## EXCERPTED RECORDS
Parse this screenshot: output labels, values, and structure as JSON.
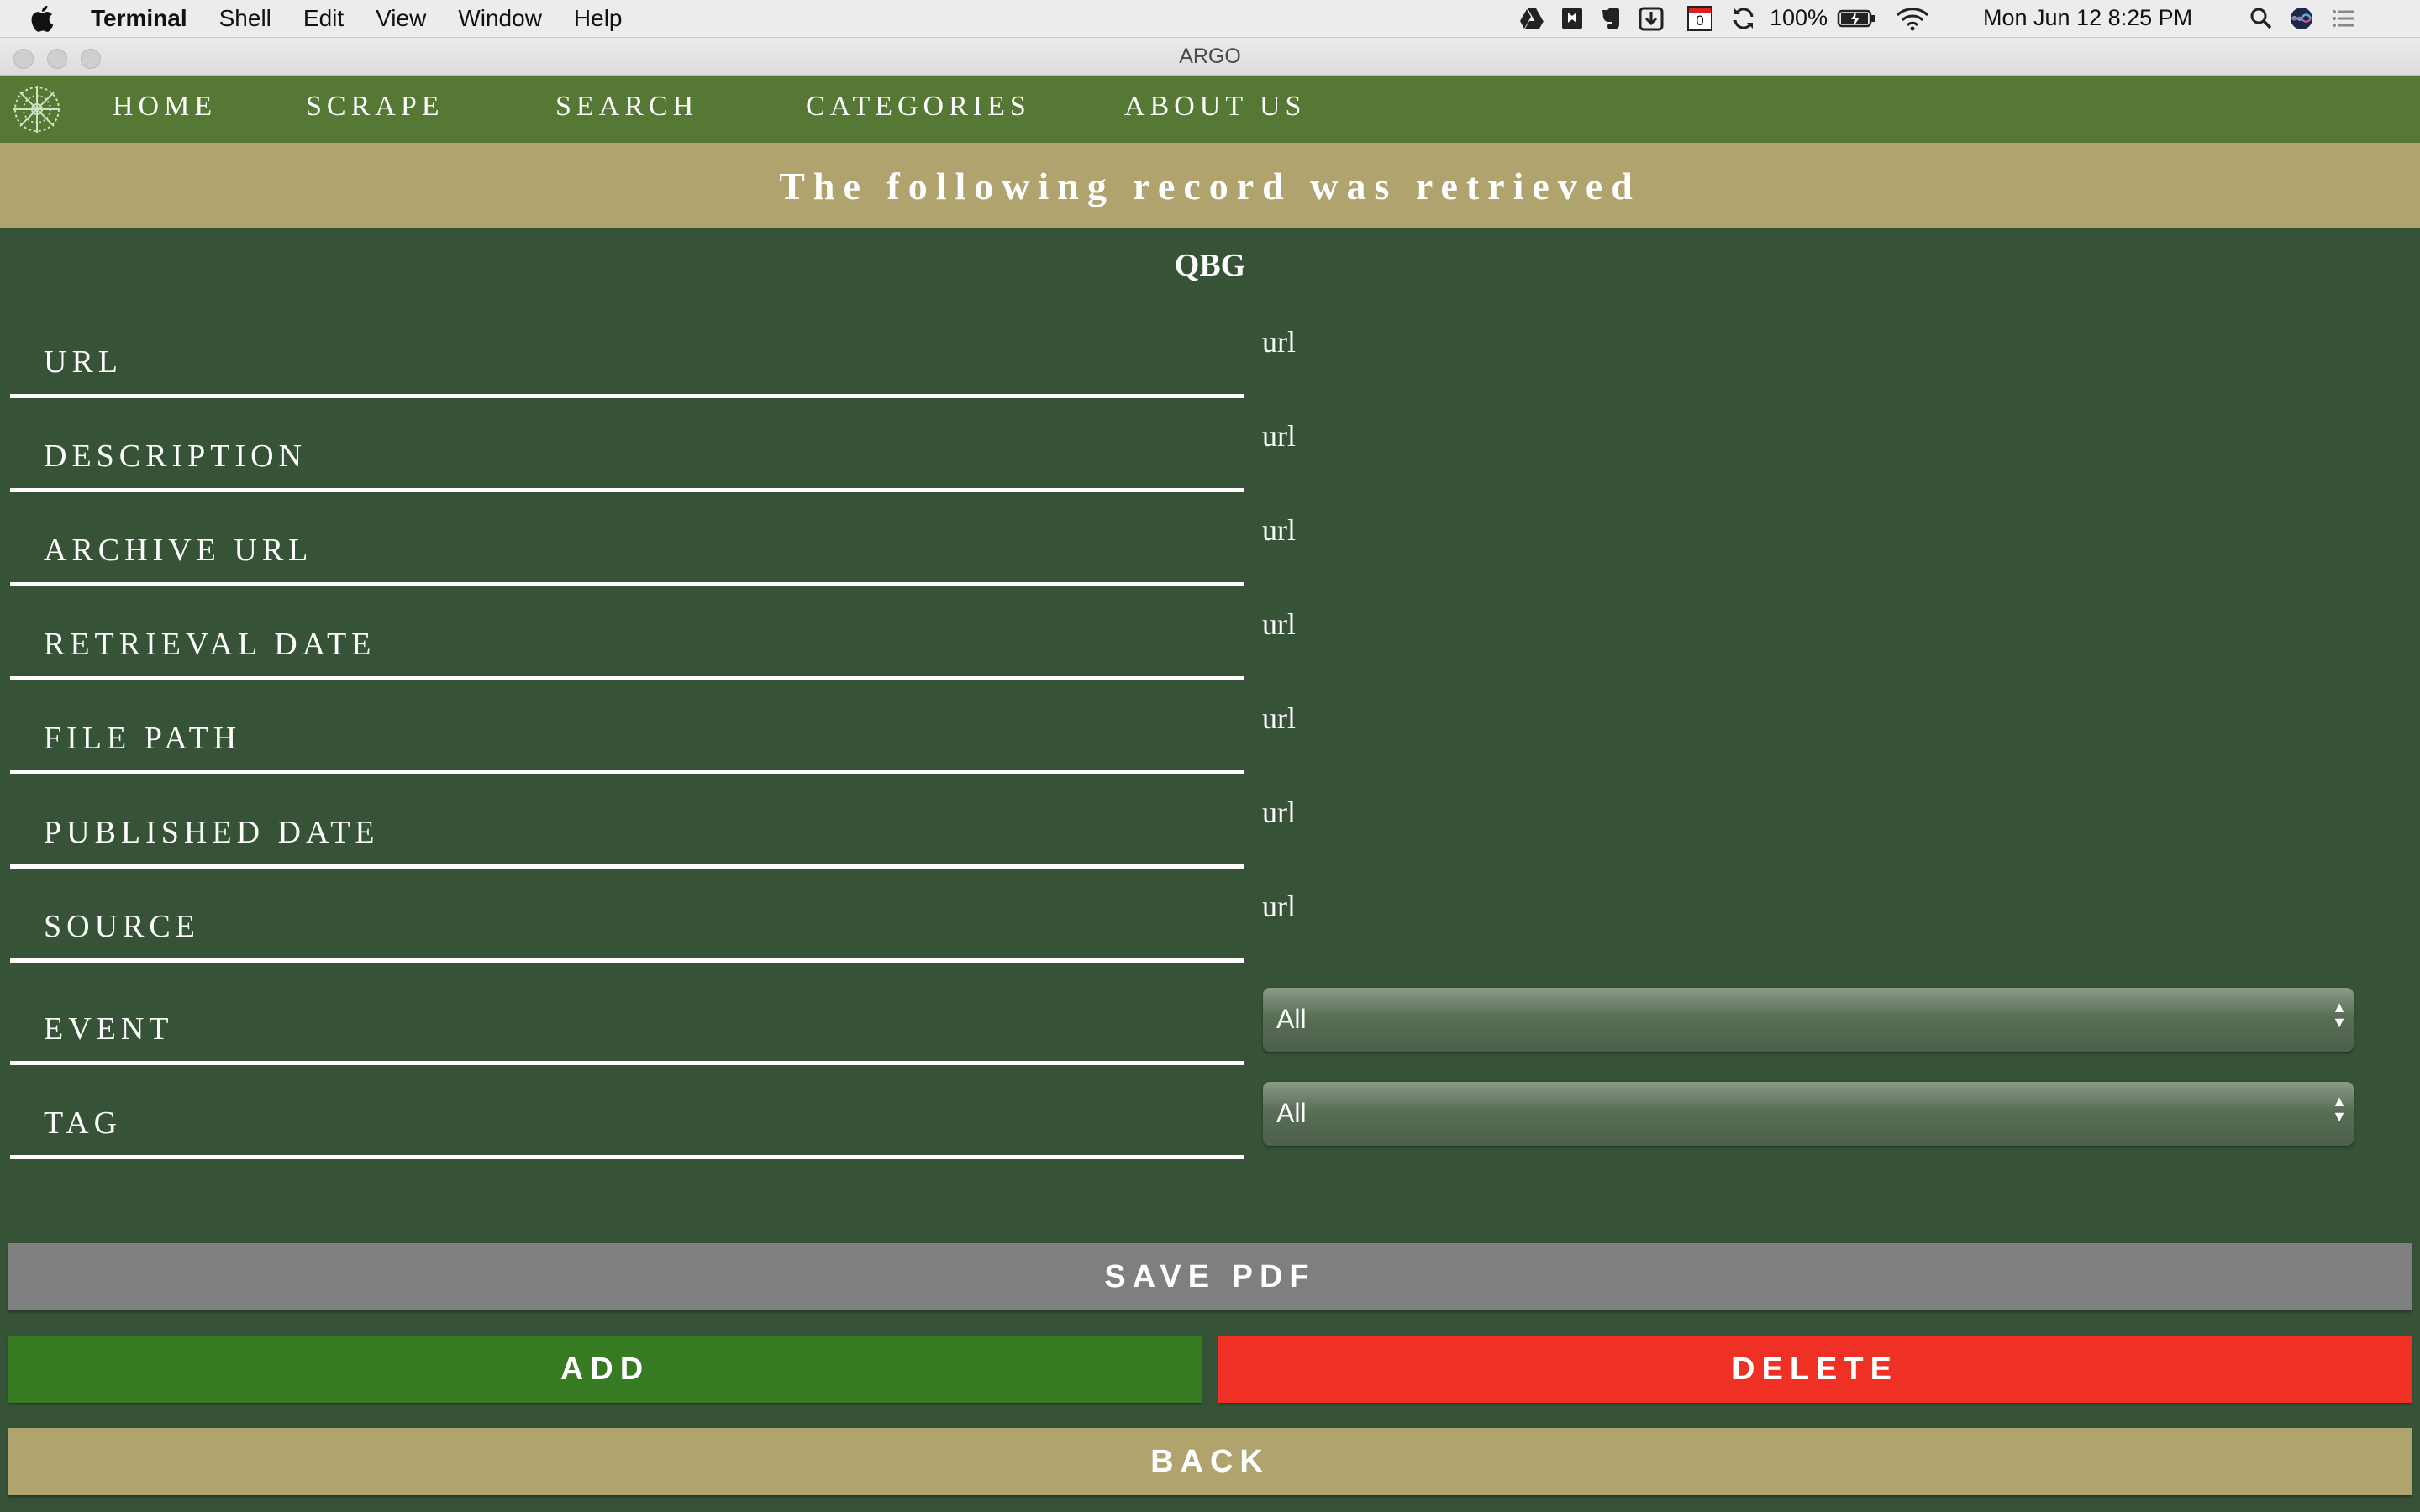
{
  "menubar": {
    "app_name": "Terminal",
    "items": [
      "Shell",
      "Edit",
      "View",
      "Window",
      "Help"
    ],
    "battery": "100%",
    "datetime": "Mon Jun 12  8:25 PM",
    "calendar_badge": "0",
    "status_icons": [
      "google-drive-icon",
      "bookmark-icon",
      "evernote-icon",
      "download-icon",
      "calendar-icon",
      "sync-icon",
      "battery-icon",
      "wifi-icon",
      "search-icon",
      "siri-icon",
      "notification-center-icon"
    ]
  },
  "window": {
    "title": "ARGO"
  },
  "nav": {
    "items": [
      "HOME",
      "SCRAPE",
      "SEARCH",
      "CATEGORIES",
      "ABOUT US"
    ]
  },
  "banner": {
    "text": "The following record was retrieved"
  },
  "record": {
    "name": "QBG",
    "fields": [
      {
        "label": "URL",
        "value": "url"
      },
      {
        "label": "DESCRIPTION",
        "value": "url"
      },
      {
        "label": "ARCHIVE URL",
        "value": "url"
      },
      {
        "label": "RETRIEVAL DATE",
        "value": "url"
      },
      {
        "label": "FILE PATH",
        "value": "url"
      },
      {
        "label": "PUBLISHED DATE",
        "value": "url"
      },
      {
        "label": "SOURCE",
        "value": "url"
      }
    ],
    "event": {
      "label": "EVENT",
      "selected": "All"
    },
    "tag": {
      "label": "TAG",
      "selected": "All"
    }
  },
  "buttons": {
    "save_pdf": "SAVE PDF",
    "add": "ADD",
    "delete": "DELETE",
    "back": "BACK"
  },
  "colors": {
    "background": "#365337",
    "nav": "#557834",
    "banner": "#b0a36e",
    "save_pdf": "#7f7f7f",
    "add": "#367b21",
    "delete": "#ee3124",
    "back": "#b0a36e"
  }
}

## THE TASK
Produce an exact copy of each line of data, skipping embedded images.

## FULL RESPONSE
Parse this screenshot: output labels, values, and structure as JSON.
{
  "menubar": {
    "app_name": "Terminal",
    "items": [
      "Shell",
      "Edit",
      "View",
      "Window",
      "Help"
    ],
    "battery": "100%",
    "datetime": "Mon Jun 12  8:25 PM",
    "calendar_badge": "0",
    "status_icons": [
      "google-drive-icon",
      "bookmark-icon",
      "evernote-icon",
      "download-icon",
      "calendar-icon",
      "sync-icon",
      "battery-icon",
      "wifi-icon",
      "search-icon",
      "siri-icon",
      "notification-center-icon"
    ]
  },
  "window": {
    "title": "ARGO"
  },
  "nav": {
    "items": [
      "HOME",
      "SCRAPE",
      "SEARCH",
      "CATEGORIES",
      "ABOUT US"
    ]
  },
  "banner": {
    "text": "The following record was retrieved"
  },
  "record": {
    "name": "QBG",
    "fields": [
      {
        "label": "URL",
        "value": "url"
      },
      {
        "label": "DESCRIPTION",
        "value": "url"
      },
      {
        "label": "ARCHIVE URL",
        "value": "url"
      },
      {
        "label": "RETRIEVAL DATE",
        "value": "url"
      },
      {
        "label": "FILE PATH",
        "value": "url"
      },
      {
        "label": "PUBLISHED DATE",
        "value": "url"
      },
      {
        "label": "SOURCE",
        "value": "url"
      }
    ],
    "event": {
      "label": "EVENT",
      "selected": "All"
    },
    "tag": {
      "label": "TAG",
      "selected": "All"
    }
  },
  "buttons": {
    "save_pdf": "SAVE PDF",
    "add": "ADD",
    "delete": "DELETE",
    "back": "BACK"
  },
  "colors": {
    "background": "#365337",
    "nav": "#557834",
    "banner": "#b0a36e",
    "save_pdf": "#7f7f7f",
    "add": "#367b21",
    "delete": "#ee3124",
    "back": "#b0a36e"
  }
}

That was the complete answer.